Output the full listing below exactly as it reads, and skip anything that is a picture.

— Begin INFORMATION SUPPLIED —

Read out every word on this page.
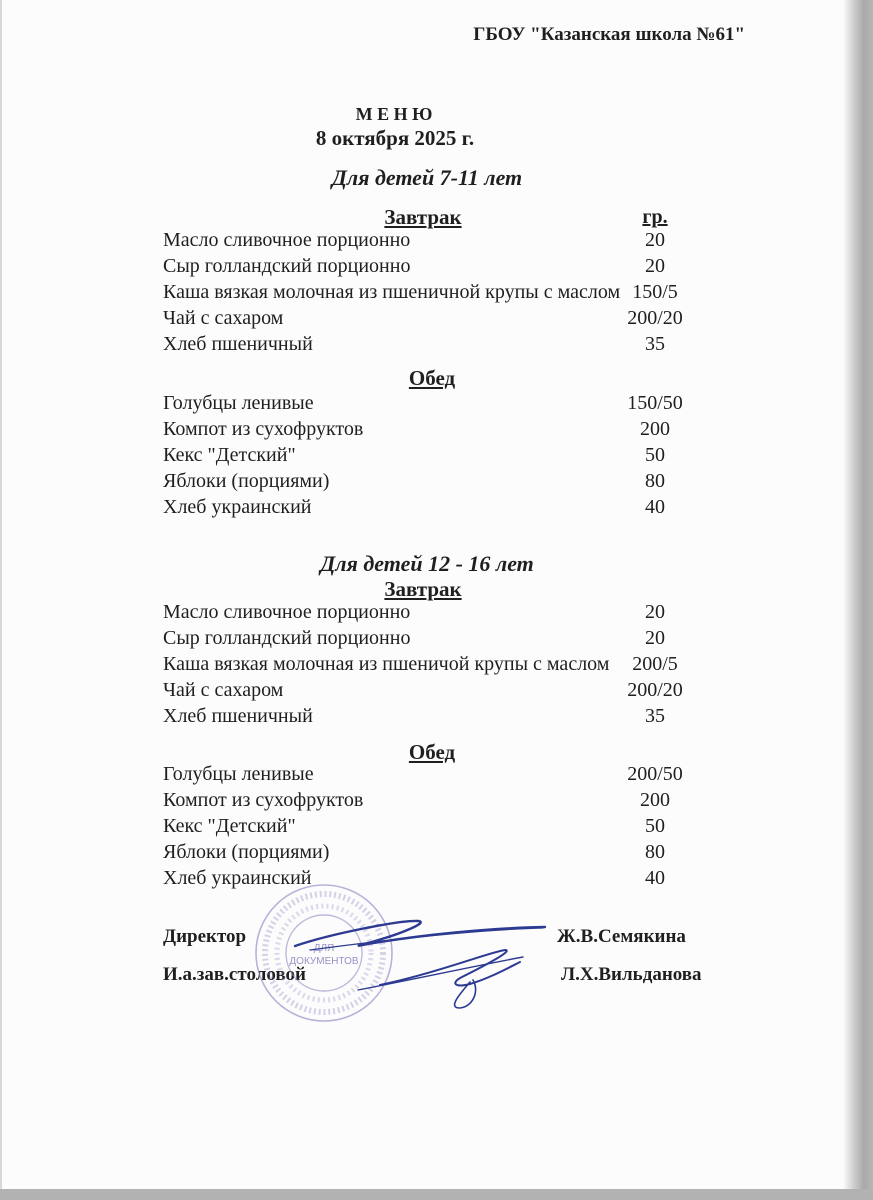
ГБОУ "Казанская школа №61"
М Е Н Ю
8 октября 2025 г.
Для детей 7-11 лет
Завтрак	гр.
Масло сливочное порционно	20
Сыр голландский порционно	20
Каша вязкая молочная из пшеничной крупы с маслом 150/5
Чай с сахаром	200/20
Хлеб пшеничный	35
Обед
Голубцы ленивые	150/50
Компот из сухофруктов	200
Кекс "Детский"	50
Яблоки (порциями)	80
Хлеб украинский	40
Для детей 12 - 16 лет
Завтрак
Масло сливочное порционно	20
Сыр голландский порционно	20
Каша вязкая молочная из пшеничой крупы с маслом	200/5
Чай с сахаром	200/20
Хлеб пшеничный	35
Обед
Голубцы ленивые	200/50
Компот из сухофруктов	200
Кекс "Детский"	50
Яблоки (порциями)	80
Хлеб украинский	40
Директор	Ж.В.Семякина
И.а.зав.столовой	Л.Х.Вильданова
ДЛЯ
ДОКУМЕНТОВ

— End INFORMATION SUPPLIED —

## WRITTEN ANSWER
Read out every word on this page.
ГБОУ "Казанская школа №61"
М Е Н Ю
8 октября 2025 г.
Для детей 7-11 лет
Завтрак	гр.
Масло сливочное порционно	20
Сыр голландский порционно	20
Каша вязкая молочная из пшеничной крупы с маслом 150/5
Чай с сахаром	200/20
Хлеб пшеничный	35
Обед
Голубцы ленивые	150/50
Компот из сухофруктов	200
Кекс "Детский"	50
Яблоки (порциями)	80
Хлеб украинский	40
Для детей 12 - 16 лет
Завтрак
Масло сливочное порционно	20
Сыр голландский порционно	20
Каша вязкая молочная из пшеничой крупы с маслом	200/5
Чай с сахаром	200/20
Хлеб пшеничный	35
Обед
Голубцы ленивые	200/50
Компот из сухофруктов	200
Кекс "Детский"	50
Яблоки (порциями)	80
Хлеб украинский	40
Директор	Ж.В.Семякина
И.а.зав.столовой	Л.Х.Вильданова
ДЛЯ
ДОКУМЕНТОВ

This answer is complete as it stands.